━━━ Task data ━━━

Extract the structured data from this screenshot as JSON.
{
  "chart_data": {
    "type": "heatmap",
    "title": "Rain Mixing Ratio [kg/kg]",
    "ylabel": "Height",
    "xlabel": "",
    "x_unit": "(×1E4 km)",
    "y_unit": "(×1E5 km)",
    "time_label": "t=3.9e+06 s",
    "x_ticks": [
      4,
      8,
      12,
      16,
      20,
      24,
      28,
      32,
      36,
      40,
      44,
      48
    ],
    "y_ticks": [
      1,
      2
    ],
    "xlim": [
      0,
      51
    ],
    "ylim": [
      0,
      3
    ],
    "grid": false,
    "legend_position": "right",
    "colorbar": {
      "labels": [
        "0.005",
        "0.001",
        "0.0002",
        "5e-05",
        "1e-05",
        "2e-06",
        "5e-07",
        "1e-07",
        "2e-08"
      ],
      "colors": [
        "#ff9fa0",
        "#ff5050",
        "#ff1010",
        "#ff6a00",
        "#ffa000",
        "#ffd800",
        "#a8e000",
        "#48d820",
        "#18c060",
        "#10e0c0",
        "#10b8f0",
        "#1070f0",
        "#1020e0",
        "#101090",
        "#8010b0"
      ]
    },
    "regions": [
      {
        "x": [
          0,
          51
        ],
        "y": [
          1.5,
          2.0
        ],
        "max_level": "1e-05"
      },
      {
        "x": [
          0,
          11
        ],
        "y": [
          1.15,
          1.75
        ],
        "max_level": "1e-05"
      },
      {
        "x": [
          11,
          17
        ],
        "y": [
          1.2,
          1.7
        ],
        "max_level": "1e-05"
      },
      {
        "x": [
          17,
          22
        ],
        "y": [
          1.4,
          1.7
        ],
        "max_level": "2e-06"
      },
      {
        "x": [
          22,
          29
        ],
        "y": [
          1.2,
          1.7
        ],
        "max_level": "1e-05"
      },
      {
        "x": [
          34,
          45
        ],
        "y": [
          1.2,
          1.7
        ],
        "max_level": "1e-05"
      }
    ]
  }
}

━━━

_Prompt_.
Copy every record exactly as presented.

_Reply_.
Extract the structured data from this screenshot as JSON.
{
  "chart_data": {
    "type": "heatmap",
    "title": "Rain Mixing Ratio [kg/kg]",
    "ylabel": "Height",
    "xlabel": "",
    "x_unit": "(×1E4 km)",
    "y_unit": "(×1E5 km)",
    "time_label": "t=3.9e+06 s",
    "x_ticks": [
      4,
      8,
      12,
      16,
      20,
      24,
      28,
      32,
      36,
      40,
      44,
      48
    ],
    "y_ticks": [
      1,
      2
    ],
    "xlim": [
      0,
      51
    ],
    "ylim": [
      0,
      3
    ],
    "grid": false,
    "legend_position": "right",
    "colorbar": {
      "labels": [
        "0.005",
        "0.001",
        "0.0002",
        "5e-05",
        "1e-05",
        "2e-06",
        "5e-07",
        "1e-07",
        "2e-08"
      ],
      "colors": [
        "#ff9fa0",
        "#ff5050",
        "#ff1010",
        "#ff6a00",
        "#ffa000",
        "#ffd800",
        "#a8e000",
        "#48d820",
        "#18c060",
        "#10e0c0",
        "#10b8f0",
        "#1070f0",
        "#1020e0",
        "#101090",
        "#8010b0"
      ]
    },
    "regions": [
      {
        "x": [
          0,
          51
        ],
        "y": [
          1.5,
          2.0
        ],
        "max_level": "1e-05"
      },
      {
        "x": [
          0,
          11
        ],
        "y": [
          1.15,
          1.75
        ],
        "max_level": "1e-05"
      },
      {
        "x": [
          11,
          17
        ],
        "y": [
          1.2,
          1.7
        ],
        "max_level": "1e-05"
      },
      {
        "x": [
          17,
          22
        ],
        "y": [
          1.4,
          1.7
        ],
        "max_level": "2e-06"
      },
      {
        "x": [
          22,
          29
        ],
        "y": [
          1.2,
          1.7
        ],
        "max_level": "1e-05"
      },
      {
        "x": [
          34,
          45
        ],
        "y": [
          1.2,
          1.7
        ],
        "max_level": "1e-05"
      }
    ]
  }
}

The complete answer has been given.